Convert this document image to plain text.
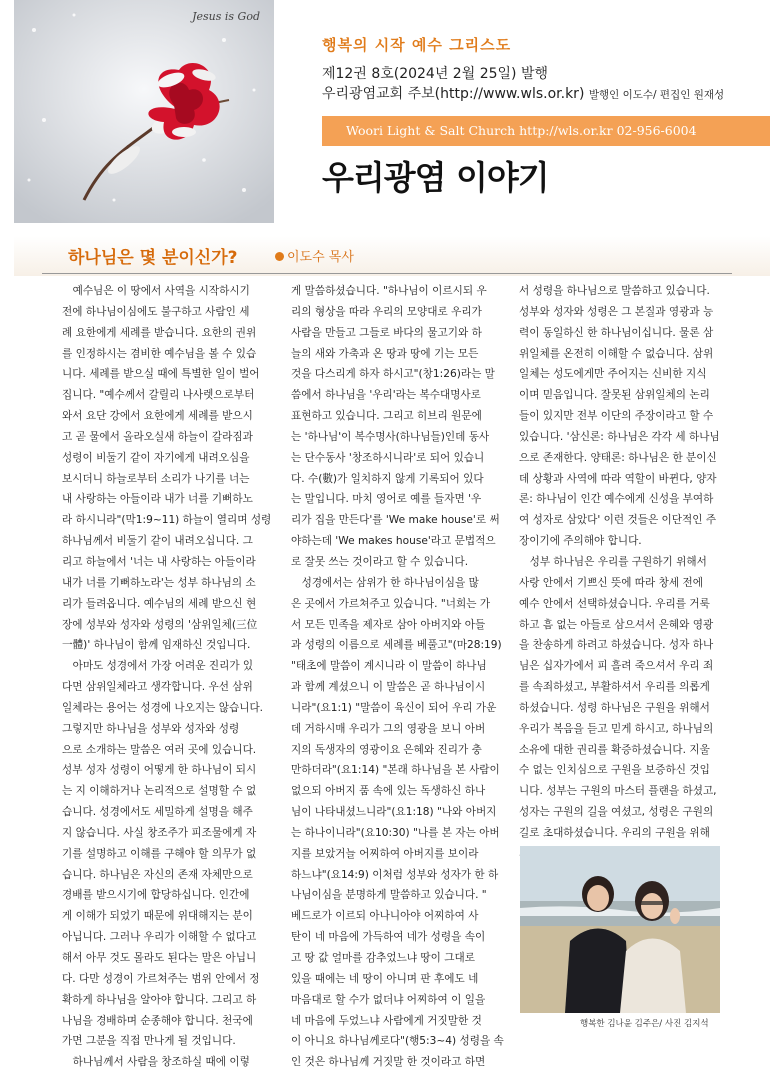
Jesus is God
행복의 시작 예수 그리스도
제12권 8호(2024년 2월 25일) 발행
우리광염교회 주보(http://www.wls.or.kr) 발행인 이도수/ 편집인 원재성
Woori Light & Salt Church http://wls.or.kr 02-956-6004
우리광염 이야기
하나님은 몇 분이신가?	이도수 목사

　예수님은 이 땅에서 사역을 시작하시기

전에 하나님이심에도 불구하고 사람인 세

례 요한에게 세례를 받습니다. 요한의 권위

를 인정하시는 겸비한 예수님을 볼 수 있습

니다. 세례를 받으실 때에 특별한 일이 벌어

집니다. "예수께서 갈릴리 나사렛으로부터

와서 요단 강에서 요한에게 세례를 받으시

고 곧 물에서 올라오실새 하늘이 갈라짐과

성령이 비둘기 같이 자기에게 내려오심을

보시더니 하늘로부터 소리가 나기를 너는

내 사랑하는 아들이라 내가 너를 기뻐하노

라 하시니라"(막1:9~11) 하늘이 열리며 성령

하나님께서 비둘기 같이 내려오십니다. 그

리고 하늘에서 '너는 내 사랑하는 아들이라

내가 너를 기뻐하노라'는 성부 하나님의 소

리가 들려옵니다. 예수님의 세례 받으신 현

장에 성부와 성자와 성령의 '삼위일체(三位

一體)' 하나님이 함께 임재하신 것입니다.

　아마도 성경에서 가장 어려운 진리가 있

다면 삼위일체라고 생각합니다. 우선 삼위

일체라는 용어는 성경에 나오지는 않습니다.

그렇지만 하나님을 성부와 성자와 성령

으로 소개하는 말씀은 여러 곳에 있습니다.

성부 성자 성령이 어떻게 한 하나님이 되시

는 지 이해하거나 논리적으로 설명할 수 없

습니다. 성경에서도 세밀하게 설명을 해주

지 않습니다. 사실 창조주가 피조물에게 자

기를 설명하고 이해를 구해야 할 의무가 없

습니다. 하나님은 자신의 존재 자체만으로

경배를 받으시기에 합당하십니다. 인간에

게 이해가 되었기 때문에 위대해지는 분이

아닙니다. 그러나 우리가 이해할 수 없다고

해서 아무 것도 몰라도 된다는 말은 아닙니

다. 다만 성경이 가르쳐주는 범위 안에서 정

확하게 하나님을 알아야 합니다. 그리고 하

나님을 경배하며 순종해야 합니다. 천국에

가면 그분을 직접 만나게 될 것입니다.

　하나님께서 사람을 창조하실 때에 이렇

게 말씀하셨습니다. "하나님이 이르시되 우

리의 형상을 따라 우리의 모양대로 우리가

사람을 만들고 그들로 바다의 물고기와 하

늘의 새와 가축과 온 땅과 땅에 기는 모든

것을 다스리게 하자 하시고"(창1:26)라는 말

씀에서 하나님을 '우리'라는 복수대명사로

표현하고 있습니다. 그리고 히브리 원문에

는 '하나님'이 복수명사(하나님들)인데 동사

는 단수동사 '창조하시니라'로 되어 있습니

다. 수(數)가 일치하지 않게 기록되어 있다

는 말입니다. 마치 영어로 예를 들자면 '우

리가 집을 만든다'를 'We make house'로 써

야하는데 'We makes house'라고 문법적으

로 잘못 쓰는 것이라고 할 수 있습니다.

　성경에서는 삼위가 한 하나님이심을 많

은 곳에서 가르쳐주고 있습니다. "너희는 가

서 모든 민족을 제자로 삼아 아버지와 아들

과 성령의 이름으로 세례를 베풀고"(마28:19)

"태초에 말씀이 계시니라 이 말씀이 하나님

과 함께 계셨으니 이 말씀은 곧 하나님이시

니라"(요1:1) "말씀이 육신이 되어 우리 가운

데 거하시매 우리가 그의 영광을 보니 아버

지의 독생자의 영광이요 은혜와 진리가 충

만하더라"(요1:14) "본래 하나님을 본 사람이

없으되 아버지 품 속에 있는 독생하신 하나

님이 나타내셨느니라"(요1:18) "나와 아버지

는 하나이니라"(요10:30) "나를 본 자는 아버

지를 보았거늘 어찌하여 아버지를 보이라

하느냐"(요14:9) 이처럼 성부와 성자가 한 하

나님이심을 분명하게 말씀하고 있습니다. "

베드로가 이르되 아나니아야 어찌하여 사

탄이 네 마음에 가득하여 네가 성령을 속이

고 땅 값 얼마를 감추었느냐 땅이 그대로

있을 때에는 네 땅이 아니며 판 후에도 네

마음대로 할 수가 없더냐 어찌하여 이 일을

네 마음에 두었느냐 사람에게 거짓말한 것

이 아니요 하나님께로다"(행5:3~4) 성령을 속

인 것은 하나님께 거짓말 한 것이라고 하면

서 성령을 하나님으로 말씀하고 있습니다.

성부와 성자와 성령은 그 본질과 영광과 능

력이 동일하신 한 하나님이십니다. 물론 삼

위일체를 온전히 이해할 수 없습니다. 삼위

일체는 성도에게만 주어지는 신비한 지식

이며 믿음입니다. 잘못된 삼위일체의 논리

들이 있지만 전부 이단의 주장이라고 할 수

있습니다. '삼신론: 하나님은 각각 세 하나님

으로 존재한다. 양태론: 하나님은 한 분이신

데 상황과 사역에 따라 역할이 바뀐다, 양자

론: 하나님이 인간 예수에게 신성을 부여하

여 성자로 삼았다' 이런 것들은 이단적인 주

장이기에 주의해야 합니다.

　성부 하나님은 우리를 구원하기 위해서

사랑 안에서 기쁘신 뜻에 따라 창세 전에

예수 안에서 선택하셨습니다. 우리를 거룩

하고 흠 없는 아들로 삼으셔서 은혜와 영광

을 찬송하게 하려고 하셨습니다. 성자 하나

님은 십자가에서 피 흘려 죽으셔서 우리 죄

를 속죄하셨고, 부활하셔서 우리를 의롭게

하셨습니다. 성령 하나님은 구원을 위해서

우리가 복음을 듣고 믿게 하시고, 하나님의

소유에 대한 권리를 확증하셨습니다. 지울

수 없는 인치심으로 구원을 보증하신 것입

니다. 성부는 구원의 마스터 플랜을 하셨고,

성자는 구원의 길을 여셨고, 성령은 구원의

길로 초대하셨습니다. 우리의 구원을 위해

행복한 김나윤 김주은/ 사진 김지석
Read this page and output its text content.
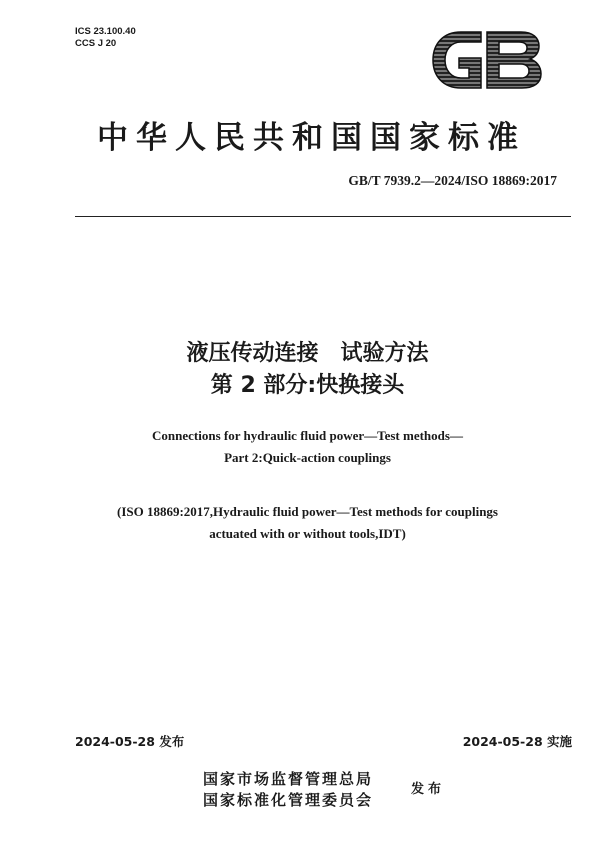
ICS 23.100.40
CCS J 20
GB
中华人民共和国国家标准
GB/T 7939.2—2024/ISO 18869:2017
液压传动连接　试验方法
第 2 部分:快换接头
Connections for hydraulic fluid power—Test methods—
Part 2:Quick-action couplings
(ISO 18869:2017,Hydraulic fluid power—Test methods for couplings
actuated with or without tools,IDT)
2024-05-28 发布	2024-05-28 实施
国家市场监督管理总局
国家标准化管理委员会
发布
____________________
From the material above, count the lines that include "http" and give only the total.

2